## [Work to complete]
Reproduce the following data word for word, keeping every line unchanged and in the same order.

## [Rows]

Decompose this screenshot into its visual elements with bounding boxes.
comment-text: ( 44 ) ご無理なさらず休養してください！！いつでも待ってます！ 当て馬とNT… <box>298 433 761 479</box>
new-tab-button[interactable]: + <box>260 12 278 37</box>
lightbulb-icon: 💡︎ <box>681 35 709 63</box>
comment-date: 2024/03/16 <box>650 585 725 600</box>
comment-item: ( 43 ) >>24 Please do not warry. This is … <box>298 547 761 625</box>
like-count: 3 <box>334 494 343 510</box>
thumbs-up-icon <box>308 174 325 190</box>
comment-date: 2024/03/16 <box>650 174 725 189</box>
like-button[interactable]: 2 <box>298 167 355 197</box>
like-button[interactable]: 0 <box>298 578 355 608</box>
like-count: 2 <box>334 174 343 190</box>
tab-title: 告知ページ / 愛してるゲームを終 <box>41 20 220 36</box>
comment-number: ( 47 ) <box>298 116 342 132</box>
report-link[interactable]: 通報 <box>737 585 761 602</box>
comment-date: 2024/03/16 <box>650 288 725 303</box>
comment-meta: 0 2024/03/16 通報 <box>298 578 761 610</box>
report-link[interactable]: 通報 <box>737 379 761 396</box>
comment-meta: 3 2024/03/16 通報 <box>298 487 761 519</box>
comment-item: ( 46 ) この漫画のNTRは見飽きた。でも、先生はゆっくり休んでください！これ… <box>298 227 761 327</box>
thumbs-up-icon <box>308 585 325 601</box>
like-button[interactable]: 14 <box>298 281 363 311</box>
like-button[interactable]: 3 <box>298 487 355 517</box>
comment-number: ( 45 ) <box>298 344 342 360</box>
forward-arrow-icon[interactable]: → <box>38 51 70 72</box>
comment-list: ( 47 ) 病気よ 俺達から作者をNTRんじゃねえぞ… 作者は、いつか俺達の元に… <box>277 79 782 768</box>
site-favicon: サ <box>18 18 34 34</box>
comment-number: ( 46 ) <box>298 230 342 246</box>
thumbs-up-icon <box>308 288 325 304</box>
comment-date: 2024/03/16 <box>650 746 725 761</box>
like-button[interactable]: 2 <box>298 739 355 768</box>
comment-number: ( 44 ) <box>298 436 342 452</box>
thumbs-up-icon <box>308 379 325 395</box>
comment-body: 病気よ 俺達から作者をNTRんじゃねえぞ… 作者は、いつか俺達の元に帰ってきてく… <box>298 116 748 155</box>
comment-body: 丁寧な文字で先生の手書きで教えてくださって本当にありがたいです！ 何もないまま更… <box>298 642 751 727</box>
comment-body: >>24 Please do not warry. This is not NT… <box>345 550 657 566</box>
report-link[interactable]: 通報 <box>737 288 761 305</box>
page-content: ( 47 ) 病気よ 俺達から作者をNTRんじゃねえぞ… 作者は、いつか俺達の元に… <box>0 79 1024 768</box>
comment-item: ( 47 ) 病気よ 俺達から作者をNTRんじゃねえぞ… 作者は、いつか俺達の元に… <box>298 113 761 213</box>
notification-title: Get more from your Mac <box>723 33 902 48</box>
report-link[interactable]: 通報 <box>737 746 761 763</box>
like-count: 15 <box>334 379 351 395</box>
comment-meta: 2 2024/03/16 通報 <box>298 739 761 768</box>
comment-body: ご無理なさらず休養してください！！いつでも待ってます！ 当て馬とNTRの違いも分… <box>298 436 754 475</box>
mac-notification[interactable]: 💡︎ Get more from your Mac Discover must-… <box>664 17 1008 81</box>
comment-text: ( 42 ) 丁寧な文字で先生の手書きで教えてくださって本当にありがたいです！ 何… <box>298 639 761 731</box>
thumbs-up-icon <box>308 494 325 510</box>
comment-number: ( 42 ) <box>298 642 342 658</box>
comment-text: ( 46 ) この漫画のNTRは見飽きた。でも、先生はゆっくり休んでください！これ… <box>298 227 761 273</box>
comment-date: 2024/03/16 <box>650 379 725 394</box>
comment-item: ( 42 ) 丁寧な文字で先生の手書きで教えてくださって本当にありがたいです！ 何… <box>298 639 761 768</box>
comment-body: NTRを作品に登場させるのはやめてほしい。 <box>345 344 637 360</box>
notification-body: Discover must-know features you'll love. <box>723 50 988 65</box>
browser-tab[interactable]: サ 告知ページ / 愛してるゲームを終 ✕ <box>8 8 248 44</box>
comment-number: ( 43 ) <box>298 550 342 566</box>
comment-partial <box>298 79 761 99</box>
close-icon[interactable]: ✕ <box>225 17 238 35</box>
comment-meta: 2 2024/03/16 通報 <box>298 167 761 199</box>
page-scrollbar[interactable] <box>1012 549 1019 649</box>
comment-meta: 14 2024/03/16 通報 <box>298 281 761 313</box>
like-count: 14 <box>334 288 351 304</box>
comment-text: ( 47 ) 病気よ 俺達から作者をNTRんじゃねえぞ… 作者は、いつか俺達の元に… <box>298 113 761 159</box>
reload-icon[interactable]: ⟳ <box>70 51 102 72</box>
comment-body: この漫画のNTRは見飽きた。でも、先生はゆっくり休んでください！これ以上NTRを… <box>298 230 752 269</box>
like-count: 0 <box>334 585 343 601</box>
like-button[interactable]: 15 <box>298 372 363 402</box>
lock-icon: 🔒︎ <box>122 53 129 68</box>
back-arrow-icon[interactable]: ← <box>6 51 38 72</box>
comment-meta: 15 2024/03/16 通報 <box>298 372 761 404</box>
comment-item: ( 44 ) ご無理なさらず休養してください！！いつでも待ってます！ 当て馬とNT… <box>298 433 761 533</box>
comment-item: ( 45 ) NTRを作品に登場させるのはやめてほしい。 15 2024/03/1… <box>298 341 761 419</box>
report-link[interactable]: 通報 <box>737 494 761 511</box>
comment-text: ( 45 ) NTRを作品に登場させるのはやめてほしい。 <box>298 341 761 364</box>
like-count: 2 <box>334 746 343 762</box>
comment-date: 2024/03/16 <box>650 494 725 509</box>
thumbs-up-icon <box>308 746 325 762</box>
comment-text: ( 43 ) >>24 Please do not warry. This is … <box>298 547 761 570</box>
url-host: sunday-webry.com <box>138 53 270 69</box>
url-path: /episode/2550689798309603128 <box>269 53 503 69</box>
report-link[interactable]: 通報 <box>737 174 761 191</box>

## [Solution to the exercise]
Decompose this screenshot into its visual elements with bounding boxes.
comment-text: ( 44 ) ご無理なさらず休養してください！！いつでも待ってます！ 当て馬とNT… <box>298 433 761 479</box>
new-tab-button[interactable]: + <box>260 12 278 37</box>
lightbulb-icon: 💡︎ <box>681 35 709 63</box>
comment-date: 2024/03/16 <box>650 585 725 600</box>
comment-item: ( 43 ) >>24 Please do not warry. This is … <box>298 547 761 625</box>
like-count: 3 <box>334 494 343 510</box>
thumbs-up-icon <box>308 174 325 190</box>
comment-date: 2024/03/16 <box>650 174 725 189</box>
like-button[interactable]: 2 <box>298 167 355 197</box>
like-button[interactable]: 0 <box>298 578 355 608</box>
like-count: 2 <box>334 174 343 190</box>
tab-title: 告知ページ / 愛してるゲームを終 <box>41 20 220 36</box>
comment-number: ( 47 ) <box>298 116 342 132</box>
report-link[interactable]: 通報 <box>737 585 761 602</box>
comment-date: 2024/03/16 <box>650 288 725 303</box>
comment-meta: 0 2024/03/16 通報 <box>298 578 761 610</box>
report-link[interactable]: 通報 <box>737 379 761 396</box>
comment-meta: 3 2024/03/16 通報 <box>298 487 761 519</box>
comment-item: ( 46 ) この漫画のNTRは見飽きた。でも、先生はゆっくり休んでください！これ… <box>298 227 761 327</box>
thumbs-up-icon <box>308 585 325 601</box>
like-button[interactable]: 14 <box>298 281 363 311</box>
like-button[interactable]: 3 <box>298 487 355 517</box>
comment-number: ( 45 ) <box>298 344 342 360</box>
forward-arrow-icon[interactable]: → <box>38 51 70 72</box>
comment-list: ( 47 ) 病気よ 俺達から作者をNTRんじゃねえぞ… 作者は、いつか俺達の元に… <box>277 79 782 768</box>
site-favicon: サ <box>18 18 34 34</box>
comment-number: ( 46 ) <box>298 230 342 246</box>
thumbs-up-icon <box>308 288 325 304</box>
comment-date: 2024/03/16 <box>650 746 725 761</box>
like-button[interactable]: 2 <box>298 739 355 768</box>
comment-number: ( 44 ) <box>298 436 342 452</box>
thumbs-up-icon <box>308 379 325 395</box>
comment-body: 病気よ 俺達から作者をNTRんじゃねえぞ… 作者は、いつか俺達の元に帰ってきてく… <box>298 116 748 155</box>
comment-body: 丁寧な文字で先生の手書きで教えてくださって本当にありがたいです！ 何もないまま更… <box>298 642 751 727</box>
comment-body: >>24 Please do not warry. This is not NT… <box>345 550 657 566</box>
report-link[interactable]: 通報 <box>737 288 761 305</box>
page-content: ( 47 ) 病気よ 俺達から作者をNTRんじゃねえぞ… 作者は、いつか俺達の元に… <box>0 79 1024 768</box>
comment-item: ( 47 ) 病気よ 俺達から作者をNTRんじゃねえぞ… 作者は、いつか俺達の元に… <box>298 113 761 213</box>
notification-title: Get more from your Mac <box>723 33 902 48</box>
report-link[interactable]: 通報 <box>737 746 761 763</box>
like-count: 15 <box>334 379 351 395</box>
comment-meta: 2 2024/03/16 通報 <box>298 739 761 768</box>
comment-body: ご無理なさらず休養してください！！いつでも待ってます！ 当て馬とNTRの違いも分… <box>298 436 754 475</box>
mac-notification[interactable]: 💡︎ Get more from your Mac Discover must-… <box>664 17 1008 81</box>
comment-text: ( 42 ) 丁寧な文字で先生の手書きで教えてくださって本当にありがたいです！ 何… <box>298 639 761 731</box>
thumbs-up-icon <box>308 494 325 510</box>
comment-number: ( 42 ) <box>298 642 342 658</box>
comment-text: ( 46 ) この漫画のNTRは見飽きた。でも、先生はゆっくり休んでください！これ… <box>298 227 761 273</box>
comment-date: 2024/03/16 <box>650 379 725 394</box>
comment-item: ( 42 ) 丁寧な文字で先生の手書きで教えてくださって本当にありがたいです！ 何… <box>298 639 761 768</box>
comment-body: NTRを作品に登場させるのはやめてほしい。 <box>345 344 637 360</box>
notification-body: Discover must-know features you'll love. <box>723 50 988 65</box>
browser-tab[interactable]: サ 告知ページ / 愛してるゲームを終 ✕ <box>8 8 248 44</box>
comment-number: ( 43 ) <box>298 550 342 566</box>
comment-partial <box>298 79 761 99</box>
close-icon[interactable]: ✕ <box>225 17 238 35</box>
comment-meta: 2 2024/03/16 通報 <box>298 167 761 199</box>
page-scrollbar[interactable] <box>1012 549 1019 649</box>
comment-meta: 14 2024/03/16 通報 <box>298 281 761 313</box>
like-count: 14 <box>334 288 351 304</box>
comment-text: ( 47 ) 病気よ 俺達から作者をNTRんじゃねえぞ… 作者は、いつか俺達の元に… <box>298 113 761 159</box>
reload-icon[interactable]: ⟳ <box>70 51 102 72</box>
comment-body: この漫画のNTRは見飽きた。でも、先生はゆっくり休んでください！これ以上NTRを… <box>298 230 752 269</box>
like-count: 0 <box>334 585 343 601</box>
like-button[interactable]: 15 <box>298 372 363 402</box>
lock-icon: 🔒︎ <box>122 53 129 68</box>
back-arrow-icon[interactable]: ← <box>6 51 38 72</box>
comment-meta: 15 2024/03/16 通報 <box>298 372 761 404</box>
comment-item: ( 44 ) ご無理なさらず休養してください！！いつでも待ってます！ 当て馬とNT… <box>298 433 761 533</box>
comment-item: ( 45 ) NTRを作品に登場させるのはやめてほしい。 15 2024/03/1… <box>298 341 761 419</box>
report-link[interactable]: 通報 <box>737 494 761 511</box>
comment-text: ( 45 ) NTRを作品に登場させるのはやめてほしい。 <box>298 341 761 364</box>
like-count: 2 <box>334 746 343 762</box>
comment-date: 2024/03/16 <box>650 494 725 509</box>
thumbs-up-icon <box>308 746 325 762</box>
comment-text: ( 43 ) >>24 Please do not warry. This is … <box>298 547 761 570</box>
url-host: sunday-webry.com <box>138 53 270 69</box>
url-path: /episode/2550689798309603128 <box>269 53 503 69</box>
report-link[interactable]: 通報 <box>737 174 761 191</box>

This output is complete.